Short task.
Quote the entries that follow exactly, leaving none out.

--- Start Given entries ---

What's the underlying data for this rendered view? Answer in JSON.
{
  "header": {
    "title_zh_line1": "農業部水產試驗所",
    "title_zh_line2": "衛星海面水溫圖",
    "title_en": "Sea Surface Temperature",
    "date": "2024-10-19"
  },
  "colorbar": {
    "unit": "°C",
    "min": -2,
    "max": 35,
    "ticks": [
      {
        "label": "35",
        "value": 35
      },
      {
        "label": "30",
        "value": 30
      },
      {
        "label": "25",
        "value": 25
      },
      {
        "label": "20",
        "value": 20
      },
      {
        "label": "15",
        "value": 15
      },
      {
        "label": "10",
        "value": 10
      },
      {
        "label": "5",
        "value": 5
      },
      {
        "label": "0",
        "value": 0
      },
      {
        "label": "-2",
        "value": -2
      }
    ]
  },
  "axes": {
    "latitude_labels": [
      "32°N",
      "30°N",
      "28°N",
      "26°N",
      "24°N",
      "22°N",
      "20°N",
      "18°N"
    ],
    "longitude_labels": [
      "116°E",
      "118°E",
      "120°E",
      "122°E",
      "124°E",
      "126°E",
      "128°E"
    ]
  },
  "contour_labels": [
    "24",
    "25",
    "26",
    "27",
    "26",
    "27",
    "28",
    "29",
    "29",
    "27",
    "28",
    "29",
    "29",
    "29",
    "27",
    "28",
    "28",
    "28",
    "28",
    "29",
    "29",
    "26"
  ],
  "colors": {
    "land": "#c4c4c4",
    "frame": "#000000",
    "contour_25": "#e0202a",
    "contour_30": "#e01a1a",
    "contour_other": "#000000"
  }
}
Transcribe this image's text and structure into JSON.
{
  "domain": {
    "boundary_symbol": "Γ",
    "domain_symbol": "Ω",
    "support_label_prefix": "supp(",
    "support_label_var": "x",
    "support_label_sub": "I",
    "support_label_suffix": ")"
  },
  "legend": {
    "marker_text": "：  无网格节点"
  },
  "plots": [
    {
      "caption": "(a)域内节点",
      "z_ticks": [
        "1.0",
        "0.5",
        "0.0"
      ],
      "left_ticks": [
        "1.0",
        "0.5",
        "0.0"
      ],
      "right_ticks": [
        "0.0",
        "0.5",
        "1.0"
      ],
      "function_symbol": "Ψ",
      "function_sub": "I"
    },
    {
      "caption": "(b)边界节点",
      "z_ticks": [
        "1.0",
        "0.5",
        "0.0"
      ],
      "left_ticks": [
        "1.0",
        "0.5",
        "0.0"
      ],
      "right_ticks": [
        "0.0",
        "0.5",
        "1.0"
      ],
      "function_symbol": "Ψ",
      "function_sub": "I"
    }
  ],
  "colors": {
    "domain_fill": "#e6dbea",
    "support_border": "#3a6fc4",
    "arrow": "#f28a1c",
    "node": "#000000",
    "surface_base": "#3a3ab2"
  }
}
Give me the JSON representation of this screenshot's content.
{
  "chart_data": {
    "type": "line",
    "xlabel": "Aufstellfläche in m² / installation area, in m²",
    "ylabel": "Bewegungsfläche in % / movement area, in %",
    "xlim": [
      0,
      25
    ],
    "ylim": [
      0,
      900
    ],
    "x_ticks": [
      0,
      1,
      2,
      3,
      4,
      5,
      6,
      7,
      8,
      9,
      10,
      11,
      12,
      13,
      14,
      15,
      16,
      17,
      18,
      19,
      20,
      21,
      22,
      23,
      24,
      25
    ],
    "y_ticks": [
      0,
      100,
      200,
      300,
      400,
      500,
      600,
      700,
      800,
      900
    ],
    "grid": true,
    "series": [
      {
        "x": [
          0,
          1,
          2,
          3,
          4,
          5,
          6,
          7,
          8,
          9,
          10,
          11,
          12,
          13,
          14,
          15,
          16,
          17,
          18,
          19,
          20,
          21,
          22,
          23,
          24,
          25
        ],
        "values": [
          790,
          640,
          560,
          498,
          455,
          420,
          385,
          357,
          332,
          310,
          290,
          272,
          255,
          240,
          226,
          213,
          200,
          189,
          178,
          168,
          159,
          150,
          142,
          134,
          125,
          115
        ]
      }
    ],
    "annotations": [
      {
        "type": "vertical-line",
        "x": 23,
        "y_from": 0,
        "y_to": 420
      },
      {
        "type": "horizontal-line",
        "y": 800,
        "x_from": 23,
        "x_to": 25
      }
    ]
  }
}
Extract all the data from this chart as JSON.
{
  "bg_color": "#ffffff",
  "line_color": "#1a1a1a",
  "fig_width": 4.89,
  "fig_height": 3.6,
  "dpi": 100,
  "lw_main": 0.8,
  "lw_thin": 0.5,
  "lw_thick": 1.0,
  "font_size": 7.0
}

--- End Given entries ---

Full solution.
What's the underlying data for this rendered view? Answer in JSON.
{
  "header": {
    "title_zh_line1": "農業部水產試驗所",
    "title_zh_line2": "衛星海面水溫圖",
    "title_en": "Sea Surface Temperature",
    "date": "2024-10-19"
  },
  "colorbar": {
    "unit": "°C",
    "min": -2,
    "max": 35,
    "ticks": [
      {
        "label": "35",
        "value": 35
      },
      {
        "label": "30",
        "value": 30
      },
      {
        "label": "25",
        "value": 25
      },
      {
        "label": "20",
        "value": 20
      },
      {
        "label": "15",
        "value": 15
      },
      {
        "label": "10",
        "value": 10
      },
      {
        "label": "5",
        "value": 5
      },
      {
        "label": "0",
        "value": 0
      },
      {
        "label": "-2",
        "value": -2
      }
    ]
  },
  "axes": {
    "latitude_labels": [
      "32°N",
      "30°N",
      "28°N",
      "26°N",
      "24°N",
      "22°N",
      "20°N",
      "18°N"
    ],
    "longitude_labels": [
      "116°E",
      "118°E",
      "120°E",
      "122°E",
      "124°E",
      "126°E",
      "128°E"
    ]
  },
  "contour_labels": [
    "24",
    "25",
    "26",
    "27",
    "26",
    "27",
    "28",
    "29",
    "29",
    "27",
    "28",
    "29",
    "29",
    "29",
    "27",
    "28",
    "28",
    "28",
    "28",
    "29",
    "29",
    "26"
  ],
  "colors": {
    "land": "#c4c4c4",
    "frame": "#000000",
    "contour_25": "#e0202a",
    "contour_30": "#e01a1a",
    "contour_other": "#000000"
  }
}
Transcribe this image's text and structure into JSON.
{
  "domain": {
    "boundary_symbol": "Γ",
    "domain_symbol": "Ω",
    "support_label_prefix": "supp(",
    "support_label_var": "x",
    "support_label_sub": "I",
    "support_label_suffix": ")"
  },
  "legend": {
    "marker_text": "：  无网格节点"
  },
  "plots": [
    {
      "caption": "(a)域内节点",
      "z_ticks": [
        "1.0",
        "0.5",
        "0.0"
      ],
      "left_ticks": [
        "1.0",
        "0.5",
        "0.0"
      ],
      "right_ticks": [
        "0.0",
        "0.5",
        "1.0"
      ],
      "function_symbol": "Ψ",
      "function_sub": "I"
    },
    {
      "caption": "(b)边界节点",
      "z_ticks": [
        "1.0",
        "0.5",
        "0.0"
      ],
      "left_ticks": [
        "1.0",
        "0.5",
        "0.0"
      ],
      "right_ticks": [
        "0.0",
        "0.5",
        "1.0"
      ],
      "function_symbol": "Ψ",
      "function_sub": "I"
    }
  ],
  "colors": {
    "domain_fill": "#e6dbea",
    "support_border": "#3a6fc4",
    "arrow": "#f28a1c",
    "node": "#000000",
    "surface_base": "#3a3ab2"
  }
}
Give me the JSON representation of this screenshot's content.
{
  "chart_data": {
    "type": "line",
    "xlabel": "Aufstellfläche in m² / installation area, in m²",
    "ylabel": "Bewegungsfläche in % / movement area, in %",
    "xlim": [
      0,
      25
    ],
    "ylim": [
      0,
      900
    ],
    "x_ticks": [
      0,
      1,
      2,
      3,
      4,
      5,
      6,
      7,
      8,
      9,
      10,
      11,
      12,
      13,
      14,
      15,
      16,
      17,
      18,
      19,
      20,
      21,
      22,
      23,
      24,
      25
    ],
    "y_ticks": [
      0,
      100,
      200,
      300,
      400,
      500,
      600,
      700,
      800,
      900
    ],
    "grid": true,
    "series": [
      {
        "x": [
          0,
          1,
          2,
          3,
          4,
          5,
          6,
          7,
          8,
          9,
          10,
          11,
          12,
          13,
          14,
          15,
          16,
          17,
          18,
          19,
          20,
          21,
          22,
          23,
          24,
          25
        ],
        "values": [
          790,
          640,
          560,
          498,
          455,
          420,
          385,
          357,
          332,
          310,
          290,
          272,
          255,
          240,
          226,
          213,
          200,
          189,
          178,
          168,
          159,
          150,
          142,
          134,
          125,
          115
        ]
      }
    ],
    "annotations": [
      {
        "type": "vertical-line",
        "x": 23,
        "y_from": 0,
        "y_to": 420
      },
      {
        "type": "horizontal-line",
        "y": 800,
        "x_from": 23,
        "x_to": 25
      }
    ]
  }
}
Extract all the data from this chart as JSON.
{
  "bg_color": "#ffffff",
  "line_color": "#1a1a1a",
  "fig_width": 4.89,
  "fig_height": 3.6,
  "dpi": 100,
  "lw_main": 0.8,
  "lw_thin": 0.5,
  "lw_thick": 1.0,
  "font_size": 7.0
}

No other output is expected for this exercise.